Each line containing the word "SURYA" needs to be copied.
____________
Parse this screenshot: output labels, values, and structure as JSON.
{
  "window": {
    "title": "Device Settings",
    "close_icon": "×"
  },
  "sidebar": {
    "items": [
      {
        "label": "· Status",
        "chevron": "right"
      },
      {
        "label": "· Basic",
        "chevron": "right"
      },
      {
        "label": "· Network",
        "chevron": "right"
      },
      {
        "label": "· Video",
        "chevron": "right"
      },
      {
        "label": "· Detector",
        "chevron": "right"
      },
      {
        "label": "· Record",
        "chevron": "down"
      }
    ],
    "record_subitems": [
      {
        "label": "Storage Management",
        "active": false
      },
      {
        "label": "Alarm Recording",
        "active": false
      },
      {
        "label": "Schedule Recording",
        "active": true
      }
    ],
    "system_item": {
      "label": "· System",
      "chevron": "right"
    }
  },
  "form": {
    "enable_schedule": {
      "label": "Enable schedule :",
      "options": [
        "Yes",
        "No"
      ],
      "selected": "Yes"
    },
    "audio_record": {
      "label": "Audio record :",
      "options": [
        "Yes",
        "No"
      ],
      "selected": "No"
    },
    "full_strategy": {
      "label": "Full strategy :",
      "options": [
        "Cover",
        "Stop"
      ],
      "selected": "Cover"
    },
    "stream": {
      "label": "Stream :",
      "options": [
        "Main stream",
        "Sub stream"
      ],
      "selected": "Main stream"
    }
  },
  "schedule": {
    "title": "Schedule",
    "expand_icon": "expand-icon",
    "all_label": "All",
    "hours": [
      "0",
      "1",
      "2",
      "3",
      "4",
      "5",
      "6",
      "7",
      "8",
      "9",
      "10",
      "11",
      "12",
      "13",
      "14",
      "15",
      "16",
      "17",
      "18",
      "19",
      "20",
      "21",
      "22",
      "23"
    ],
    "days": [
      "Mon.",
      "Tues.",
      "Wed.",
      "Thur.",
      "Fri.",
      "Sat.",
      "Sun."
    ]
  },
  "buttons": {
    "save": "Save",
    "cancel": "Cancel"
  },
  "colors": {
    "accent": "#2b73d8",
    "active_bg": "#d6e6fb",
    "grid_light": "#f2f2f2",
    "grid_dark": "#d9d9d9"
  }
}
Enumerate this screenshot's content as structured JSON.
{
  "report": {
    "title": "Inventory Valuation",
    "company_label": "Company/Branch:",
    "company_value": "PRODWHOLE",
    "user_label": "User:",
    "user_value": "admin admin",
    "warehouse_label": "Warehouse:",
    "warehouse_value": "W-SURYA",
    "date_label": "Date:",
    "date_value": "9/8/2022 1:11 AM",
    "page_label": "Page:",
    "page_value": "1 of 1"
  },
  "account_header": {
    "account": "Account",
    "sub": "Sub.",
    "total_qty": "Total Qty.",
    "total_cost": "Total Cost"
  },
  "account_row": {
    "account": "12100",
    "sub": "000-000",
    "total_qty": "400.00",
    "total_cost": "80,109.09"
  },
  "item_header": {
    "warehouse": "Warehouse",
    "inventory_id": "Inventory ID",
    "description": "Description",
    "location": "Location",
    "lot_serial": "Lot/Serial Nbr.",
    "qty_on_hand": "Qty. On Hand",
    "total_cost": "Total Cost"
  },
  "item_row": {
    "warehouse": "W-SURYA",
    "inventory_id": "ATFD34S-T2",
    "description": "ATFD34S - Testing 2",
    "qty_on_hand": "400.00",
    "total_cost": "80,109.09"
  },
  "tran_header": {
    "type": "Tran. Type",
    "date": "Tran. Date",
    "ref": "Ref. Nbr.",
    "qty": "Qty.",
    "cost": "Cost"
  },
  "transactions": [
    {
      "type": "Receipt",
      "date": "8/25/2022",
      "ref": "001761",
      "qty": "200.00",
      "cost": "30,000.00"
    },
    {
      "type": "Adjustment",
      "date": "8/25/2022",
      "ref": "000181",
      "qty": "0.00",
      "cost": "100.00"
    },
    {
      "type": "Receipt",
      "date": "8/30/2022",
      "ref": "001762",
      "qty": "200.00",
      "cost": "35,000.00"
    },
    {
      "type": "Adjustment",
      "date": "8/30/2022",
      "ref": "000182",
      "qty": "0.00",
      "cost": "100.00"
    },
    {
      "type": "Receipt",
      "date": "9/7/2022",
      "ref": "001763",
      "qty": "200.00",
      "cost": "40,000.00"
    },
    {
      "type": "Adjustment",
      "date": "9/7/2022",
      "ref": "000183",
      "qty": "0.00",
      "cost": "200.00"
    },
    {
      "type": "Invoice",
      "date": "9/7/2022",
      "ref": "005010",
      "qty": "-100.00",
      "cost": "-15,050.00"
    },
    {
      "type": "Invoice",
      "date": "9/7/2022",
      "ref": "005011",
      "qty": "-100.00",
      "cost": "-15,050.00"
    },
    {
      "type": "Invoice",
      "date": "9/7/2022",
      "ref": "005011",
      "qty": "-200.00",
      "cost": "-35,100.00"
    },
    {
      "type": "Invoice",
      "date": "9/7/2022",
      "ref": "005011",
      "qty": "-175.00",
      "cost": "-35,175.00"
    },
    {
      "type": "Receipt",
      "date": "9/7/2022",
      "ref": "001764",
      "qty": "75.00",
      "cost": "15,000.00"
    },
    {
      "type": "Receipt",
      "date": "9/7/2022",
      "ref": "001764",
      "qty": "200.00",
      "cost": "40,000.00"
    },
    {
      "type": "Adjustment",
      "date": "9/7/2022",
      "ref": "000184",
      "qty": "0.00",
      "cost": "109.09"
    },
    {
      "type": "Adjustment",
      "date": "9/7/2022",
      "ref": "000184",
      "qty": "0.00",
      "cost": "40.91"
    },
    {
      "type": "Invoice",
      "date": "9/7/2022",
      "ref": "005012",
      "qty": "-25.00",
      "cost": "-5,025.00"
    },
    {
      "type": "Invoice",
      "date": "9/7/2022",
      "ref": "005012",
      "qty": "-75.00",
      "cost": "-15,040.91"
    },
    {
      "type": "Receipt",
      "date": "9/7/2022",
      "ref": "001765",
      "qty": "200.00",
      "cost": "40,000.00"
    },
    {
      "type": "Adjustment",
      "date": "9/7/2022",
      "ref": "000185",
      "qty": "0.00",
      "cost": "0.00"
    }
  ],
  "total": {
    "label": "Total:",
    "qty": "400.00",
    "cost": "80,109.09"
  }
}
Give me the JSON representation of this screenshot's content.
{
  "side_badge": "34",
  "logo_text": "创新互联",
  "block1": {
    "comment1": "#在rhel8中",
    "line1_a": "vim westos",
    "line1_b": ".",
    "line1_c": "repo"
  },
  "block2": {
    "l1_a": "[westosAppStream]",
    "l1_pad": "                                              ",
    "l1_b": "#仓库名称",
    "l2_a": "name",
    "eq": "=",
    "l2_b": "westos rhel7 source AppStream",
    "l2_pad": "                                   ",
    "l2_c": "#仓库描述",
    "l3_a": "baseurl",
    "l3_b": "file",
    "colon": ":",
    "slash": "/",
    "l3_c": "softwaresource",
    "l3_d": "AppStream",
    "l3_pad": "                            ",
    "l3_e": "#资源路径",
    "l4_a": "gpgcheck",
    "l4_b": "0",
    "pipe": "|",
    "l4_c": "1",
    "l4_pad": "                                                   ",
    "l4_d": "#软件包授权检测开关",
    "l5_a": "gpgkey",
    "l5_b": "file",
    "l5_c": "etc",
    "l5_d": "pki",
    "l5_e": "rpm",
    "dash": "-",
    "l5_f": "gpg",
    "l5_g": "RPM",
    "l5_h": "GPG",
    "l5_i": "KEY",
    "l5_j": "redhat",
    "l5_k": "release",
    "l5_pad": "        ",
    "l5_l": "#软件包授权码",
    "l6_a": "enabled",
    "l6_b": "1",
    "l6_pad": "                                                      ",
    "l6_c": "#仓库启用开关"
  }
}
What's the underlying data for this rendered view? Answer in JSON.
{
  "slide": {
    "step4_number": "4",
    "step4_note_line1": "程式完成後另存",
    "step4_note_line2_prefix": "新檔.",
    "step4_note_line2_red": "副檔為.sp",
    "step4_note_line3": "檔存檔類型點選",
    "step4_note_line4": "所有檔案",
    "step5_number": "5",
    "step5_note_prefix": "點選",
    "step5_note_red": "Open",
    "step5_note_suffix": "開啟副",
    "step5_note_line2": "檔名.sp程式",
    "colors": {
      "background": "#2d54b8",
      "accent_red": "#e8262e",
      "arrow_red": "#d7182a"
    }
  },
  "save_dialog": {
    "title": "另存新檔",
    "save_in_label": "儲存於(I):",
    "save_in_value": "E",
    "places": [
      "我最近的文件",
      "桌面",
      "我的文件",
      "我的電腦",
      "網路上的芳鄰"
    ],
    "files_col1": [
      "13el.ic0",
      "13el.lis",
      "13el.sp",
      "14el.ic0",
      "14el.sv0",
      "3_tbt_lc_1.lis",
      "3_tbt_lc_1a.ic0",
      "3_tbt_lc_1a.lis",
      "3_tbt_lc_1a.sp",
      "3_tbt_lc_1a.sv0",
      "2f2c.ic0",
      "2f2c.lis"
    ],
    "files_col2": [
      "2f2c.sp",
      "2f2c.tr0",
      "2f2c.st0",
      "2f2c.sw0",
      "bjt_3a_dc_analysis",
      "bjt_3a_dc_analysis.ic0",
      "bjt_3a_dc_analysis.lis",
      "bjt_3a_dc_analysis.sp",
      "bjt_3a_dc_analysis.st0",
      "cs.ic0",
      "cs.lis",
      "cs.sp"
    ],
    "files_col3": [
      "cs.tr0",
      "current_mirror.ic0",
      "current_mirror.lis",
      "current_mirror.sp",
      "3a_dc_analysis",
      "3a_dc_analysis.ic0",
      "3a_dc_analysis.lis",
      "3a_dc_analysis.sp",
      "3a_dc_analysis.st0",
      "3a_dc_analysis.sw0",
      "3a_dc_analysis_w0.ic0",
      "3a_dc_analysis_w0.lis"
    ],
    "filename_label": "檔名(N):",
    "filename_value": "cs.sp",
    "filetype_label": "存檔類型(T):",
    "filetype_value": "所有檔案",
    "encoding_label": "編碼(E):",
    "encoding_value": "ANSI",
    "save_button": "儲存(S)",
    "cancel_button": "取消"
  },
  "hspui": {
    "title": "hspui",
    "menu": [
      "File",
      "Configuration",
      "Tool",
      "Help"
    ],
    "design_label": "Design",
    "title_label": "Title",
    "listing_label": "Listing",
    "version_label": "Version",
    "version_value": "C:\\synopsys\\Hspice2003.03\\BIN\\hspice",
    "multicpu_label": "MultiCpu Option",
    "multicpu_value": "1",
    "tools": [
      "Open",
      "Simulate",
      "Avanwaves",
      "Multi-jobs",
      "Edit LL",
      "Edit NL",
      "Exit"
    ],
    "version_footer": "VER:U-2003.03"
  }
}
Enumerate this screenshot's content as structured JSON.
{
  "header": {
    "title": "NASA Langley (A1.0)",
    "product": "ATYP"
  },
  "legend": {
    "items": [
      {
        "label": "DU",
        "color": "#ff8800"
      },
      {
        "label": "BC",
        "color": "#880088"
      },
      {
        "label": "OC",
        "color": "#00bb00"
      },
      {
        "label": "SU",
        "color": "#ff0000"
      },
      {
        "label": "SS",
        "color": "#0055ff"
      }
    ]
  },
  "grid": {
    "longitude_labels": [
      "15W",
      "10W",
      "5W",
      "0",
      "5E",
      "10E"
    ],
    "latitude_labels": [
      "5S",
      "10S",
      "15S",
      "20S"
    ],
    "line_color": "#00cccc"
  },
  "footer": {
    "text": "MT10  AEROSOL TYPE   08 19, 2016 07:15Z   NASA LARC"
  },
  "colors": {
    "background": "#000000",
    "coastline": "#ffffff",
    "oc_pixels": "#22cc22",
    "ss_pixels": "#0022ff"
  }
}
____________
**SOLVED PROBLEM:**
    "warehouse_value": "W-SURYA",
    "warehouse": "W-SURYA",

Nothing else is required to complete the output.